## Exercise
In the material below, count the lines with the word "name" and state that number only.

## Material for the task
※ ※ ※

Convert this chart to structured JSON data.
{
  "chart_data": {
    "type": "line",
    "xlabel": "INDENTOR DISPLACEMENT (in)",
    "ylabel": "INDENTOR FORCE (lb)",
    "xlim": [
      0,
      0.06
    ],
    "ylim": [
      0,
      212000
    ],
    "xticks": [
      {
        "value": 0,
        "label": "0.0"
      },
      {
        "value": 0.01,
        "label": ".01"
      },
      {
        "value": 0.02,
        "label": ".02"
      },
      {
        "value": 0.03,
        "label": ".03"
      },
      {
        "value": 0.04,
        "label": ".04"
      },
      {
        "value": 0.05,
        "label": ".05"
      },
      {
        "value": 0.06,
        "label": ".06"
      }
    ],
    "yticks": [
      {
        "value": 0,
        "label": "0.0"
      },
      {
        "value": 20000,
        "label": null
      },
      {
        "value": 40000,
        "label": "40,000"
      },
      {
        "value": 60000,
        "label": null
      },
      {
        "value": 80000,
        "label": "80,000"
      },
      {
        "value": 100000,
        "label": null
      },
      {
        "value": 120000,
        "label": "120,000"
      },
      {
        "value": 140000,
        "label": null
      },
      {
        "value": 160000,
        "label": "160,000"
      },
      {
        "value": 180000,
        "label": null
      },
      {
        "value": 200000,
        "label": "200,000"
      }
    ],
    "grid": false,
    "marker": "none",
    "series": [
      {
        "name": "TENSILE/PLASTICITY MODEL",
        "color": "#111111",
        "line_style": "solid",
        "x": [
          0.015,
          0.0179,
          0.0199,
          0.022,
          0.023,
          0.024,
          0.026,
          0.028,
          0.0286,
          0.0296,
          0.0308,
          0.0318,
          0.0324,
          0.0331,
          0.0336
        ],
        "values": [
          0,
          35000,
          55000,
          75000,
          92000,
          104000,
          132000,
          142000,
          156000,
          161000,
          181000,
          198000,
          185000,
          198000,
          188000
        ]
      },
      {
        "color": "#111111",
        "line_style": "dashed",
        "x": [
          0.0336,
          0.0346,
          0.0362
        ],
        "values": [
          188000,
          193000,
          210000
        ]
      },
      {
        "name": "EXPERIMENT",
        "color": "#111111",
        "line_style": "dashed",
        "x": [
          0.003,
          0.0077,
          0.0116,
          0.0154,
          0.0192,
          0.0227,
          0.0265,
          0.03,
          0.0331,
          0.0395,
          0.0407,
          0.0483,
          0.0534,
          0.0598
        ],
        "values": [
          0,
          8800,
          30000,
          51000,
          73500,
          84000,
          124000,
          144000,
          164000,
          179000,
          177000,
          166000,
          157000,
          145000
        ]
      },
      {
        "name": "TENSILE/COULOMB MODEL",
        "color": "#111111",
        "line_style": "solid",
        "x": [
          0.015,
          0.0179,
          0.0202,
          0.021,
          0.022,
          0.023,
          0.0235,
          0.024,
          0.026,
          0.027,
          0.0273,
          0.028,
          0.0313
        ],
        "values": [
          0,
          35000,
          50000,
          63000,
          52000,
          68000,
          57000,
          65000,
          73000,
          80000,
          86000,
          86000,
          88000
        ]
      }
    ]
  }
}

※ ※ ※

## Task response
3